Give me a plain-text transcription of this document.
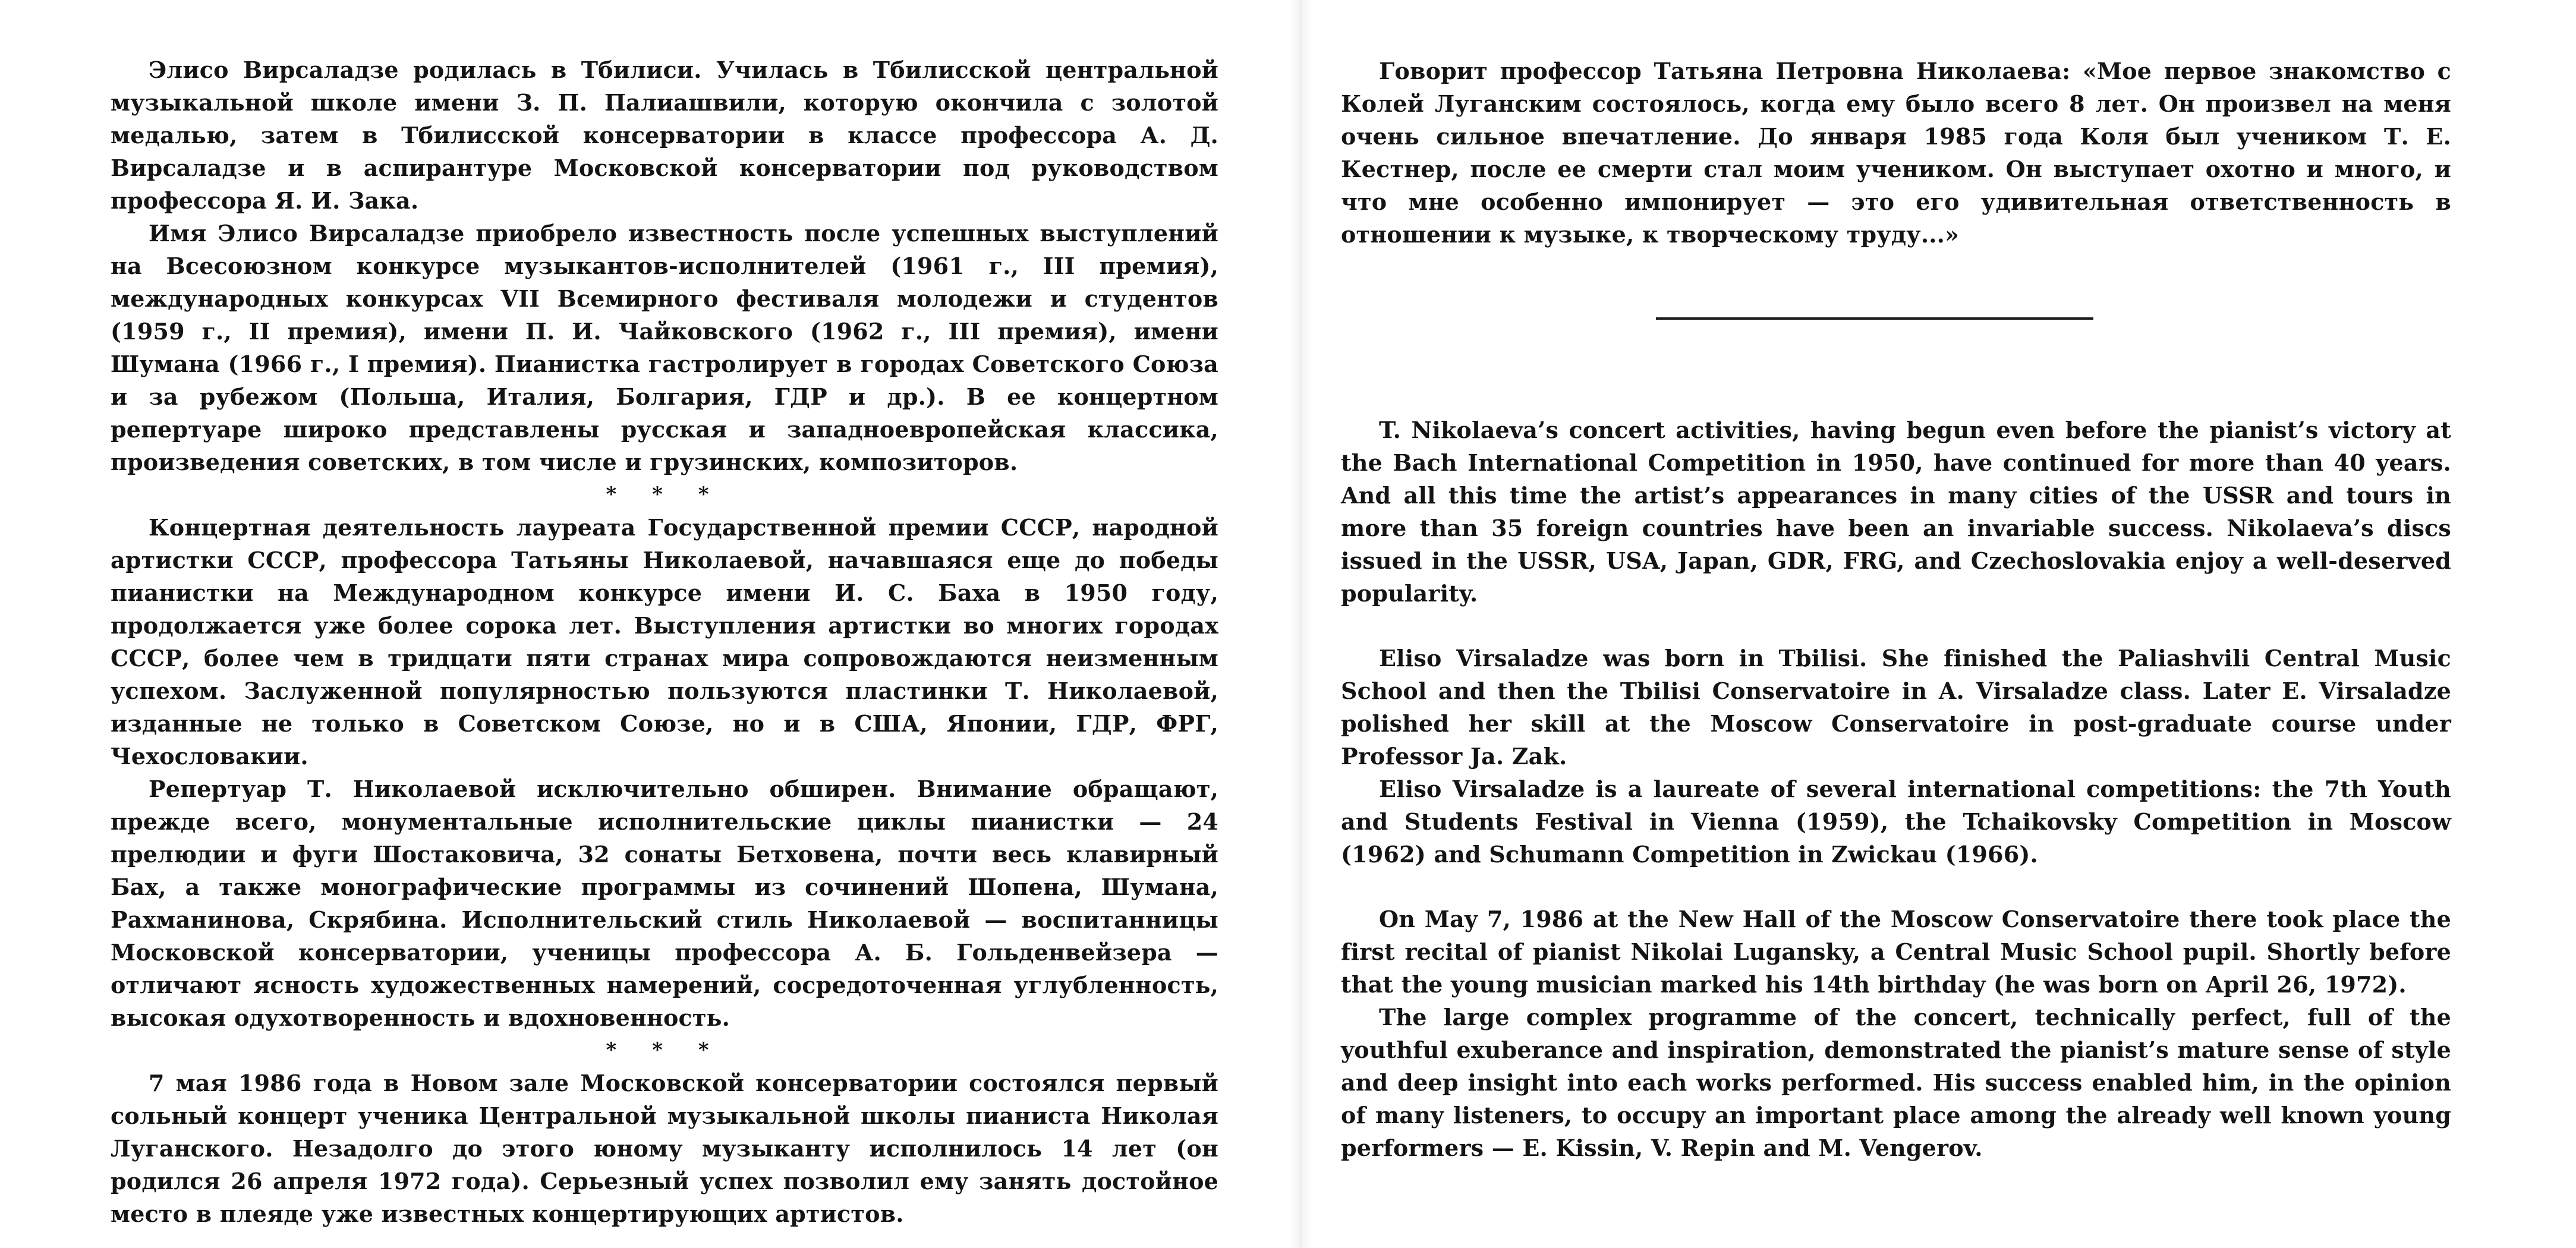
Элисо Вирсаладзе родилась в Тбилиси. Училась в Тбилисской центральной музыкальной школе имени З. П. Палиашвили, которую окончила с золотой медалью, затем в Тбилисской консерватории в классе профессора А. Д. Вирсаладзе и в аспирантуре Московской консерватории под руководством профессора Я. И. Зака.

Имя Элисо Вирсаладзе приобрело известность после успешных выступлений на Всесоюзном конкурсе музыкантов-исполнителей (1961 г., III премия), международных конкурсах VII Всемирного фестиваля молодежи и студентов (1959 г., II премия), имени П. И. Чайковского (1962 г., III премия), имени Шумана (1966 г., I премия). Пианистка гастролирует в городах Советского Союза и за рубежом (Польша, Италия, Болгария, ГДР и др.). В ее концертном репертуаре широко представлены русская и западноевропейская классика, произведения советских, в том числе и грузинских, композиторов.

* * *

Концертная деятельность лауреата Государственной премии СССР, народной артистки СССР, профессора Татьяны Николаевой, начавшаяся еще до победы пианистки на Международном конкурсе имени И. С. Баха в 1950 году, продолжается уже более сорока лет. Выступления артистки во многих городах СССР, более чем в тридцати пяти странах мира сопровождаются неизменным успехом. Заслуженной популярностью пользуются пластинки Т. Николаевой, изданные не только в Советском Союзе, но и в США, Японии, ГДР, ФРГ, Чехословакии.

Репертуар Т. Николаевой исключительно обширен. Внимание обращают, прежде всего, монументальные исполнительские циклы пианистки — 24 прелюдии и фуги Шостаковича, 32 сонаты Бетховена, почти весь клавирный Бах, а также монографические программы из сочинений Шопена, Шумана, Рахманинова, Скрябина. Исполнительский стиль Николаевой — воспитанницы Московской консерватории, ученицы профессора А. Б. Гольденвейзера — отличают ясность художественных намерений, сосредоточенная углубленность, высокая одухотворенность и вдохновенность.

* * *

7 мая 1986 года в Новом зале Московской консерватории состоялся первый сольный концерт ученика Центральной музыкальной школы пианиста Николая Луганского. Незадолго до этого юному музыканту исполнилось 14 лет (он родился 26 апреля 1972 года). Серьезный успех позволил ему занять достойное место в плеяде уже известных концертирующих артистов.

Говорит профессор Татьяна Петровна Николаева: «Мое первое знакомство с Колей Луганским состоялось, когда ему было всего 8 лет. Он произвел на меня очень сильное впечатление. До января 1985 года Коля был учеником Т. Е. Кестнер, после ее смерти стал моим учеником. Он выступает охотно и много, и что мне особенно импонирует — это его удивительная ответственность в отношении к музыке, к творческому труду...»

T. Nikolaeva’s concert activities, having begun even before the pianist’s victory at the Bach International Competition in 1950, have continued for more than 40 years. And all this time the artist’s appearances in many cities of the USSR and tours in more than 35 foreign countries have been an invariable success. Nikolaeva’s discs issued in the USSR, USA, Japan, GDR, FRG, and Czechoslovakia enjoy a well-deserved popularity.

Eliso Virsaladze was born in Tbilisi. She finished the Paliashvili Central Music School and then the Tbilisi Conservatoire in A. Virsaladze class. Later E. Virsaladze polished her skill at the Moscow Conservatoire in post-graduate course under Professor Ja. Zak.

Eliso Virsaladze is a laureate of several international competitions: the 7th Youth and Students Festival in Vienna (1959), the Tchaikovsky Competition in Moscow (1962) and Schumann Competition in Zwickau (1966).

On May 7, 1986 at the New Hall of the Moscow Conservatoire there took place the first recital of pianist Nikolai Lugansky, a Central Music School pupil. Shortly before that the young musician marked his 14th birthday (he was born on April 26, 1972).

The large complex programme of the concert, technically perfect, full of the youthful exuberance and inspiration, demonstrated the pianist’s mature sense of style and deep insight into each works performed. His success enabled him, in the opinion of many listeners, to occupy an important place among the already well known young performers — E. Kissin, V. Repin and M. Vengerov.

## WHAT YOU NEED TO DO
Take every line from the data that contains the word "Элисо".

## CORRECT RESPONSE
Элисо Вирсаладзе родилась в Тбилиси. Училась в Тбилисской центральной музыкальной школе имени З. П. Палиашвили, которую окончила с золотой медалью, затем в Тбилисской консерватории в классе профессора А. Д. Вирсаладзе и в аспирантуре Московской консерватории под руководством профессора Я. И. Зака.
Имя Элисо Вирсаладзе приобрело известность после успешных выступлений на Всесоюзном конкурсе музыкантов-исполнителей (1961 г., III премия), международных конкурсах VII Всемирного фестиваля молодежи и студентов (1959 г., II премия), имени П. И. Чайковского (1962 г., III премия), имени Шумана (1966 г., I премия). Пианистка гастролирует в городах Советского Союза и за рубежом (Польша, Италия, Болгария, ГДР и др.). В ее концертном репертуаре широко представлены русская и западноевропейская классика, произведения советских, в том числе и грузинских, композиторов.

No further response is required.